Excerpts from a figure dataset:
** start **
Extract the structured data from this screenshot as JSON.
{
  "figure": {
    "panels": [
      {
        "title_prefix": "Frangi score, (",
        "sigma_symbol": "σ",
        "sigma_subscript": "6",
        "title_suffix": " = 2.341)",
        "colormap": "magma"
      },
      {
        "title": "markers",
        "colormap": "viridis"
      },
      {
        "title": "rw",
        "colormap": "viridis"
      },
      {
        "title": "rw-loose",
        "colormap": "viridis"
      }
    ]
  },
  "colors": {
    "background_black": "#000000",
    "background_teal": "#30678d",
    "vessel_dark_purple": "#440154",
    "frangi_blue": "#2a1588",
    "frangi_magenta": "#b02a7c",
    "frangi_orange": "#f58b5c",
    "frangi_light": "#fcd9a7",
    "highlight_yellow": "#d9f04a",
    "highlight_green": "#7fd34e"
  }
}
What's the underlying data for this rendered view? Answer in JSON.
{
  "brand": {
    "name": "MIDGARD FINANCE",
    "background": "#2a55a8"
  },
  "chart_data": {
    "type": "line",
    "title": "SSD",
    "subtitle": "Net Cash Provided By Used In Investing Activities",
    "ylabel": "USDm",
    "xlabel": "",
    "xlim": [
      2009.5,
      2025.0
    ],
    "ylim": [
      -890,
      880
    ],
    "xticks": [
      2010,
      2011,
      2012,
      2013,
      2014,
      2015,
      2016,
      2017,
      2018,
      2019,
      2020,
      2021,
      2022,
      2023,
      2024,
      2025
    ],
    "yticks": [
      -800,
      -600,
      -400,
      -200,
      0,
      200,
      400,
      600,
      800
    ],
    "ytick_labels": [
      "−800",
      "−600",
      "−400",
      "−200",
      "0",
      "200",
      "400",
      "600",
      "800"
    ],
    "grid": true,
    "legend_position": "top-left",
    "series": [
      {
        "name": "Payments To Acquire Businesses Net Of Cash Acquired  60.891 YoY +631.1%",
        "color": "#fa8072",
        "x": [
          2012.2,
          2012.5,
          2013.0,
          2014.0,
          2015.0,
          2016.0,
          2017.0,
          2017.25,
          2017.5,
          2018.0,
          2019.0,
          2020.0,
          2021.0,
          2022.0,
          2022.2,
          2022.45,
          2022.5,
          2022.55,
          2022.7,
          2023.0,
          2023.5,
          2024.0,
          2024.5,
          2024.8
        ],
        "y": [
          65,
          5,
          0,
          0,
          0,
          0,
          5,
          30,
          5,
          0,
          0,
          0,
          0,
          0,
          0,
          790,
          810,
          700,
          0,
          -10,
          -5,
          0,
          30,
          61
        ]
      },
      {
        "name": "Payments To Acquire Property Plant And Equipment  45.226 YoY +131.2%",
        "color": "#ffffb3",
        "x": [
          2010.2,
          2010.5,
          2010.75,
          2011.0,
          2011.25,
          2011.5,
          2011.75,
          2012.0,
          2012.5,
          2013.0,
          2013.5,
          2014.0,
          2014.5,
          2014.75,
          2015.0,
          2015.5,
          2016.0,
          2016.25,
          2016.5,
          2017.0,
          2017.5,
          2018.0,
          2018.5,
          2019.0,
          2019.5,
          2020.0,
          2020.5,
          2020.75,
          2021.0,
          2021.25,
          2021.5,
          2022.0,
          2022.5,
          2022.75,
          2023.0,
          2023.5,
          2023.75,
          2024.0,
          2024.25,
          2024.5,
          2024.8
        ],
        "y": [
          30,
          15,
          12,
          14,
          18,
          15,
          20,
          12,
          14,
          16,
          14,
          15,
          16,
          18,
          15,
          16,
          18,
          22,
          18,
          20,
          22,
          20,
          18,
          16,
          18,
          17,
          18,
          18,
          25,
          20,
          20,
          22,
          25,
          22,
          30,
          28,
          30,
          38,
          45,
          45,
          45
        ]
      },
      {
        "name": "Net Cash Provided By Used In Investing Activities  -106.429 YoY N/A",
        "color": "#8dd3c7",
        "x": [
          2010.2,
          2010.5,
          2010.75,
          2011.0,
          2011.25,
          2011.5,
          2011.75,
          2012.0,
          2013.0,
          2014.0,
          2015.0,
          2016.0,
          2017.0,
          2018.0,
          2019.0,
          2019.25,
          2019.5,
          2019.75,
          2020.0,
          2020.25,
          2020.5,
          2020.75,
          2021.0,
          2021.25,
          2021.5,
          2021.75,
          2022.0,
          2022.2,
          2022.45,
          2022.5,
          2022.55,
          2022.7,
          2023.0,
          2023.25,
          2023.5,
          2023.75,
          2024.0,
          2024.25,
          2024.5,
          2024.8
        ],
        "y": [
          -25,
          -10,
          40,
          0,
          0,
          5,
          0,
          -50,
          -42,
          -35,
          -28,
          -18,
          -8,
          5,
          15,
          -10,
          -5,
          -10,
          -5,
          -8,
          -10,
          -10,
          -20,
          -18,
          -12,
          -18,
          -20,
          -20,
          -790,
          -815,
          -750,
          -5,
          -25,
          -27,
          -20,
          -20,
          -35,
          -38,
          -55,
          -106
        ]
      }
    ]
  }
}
** end **
List each line of the records that holds the string "JSON".

Extract the structured data from this screenshot as JSON.
What's the underlying data for this rendered view? Answer in JSON.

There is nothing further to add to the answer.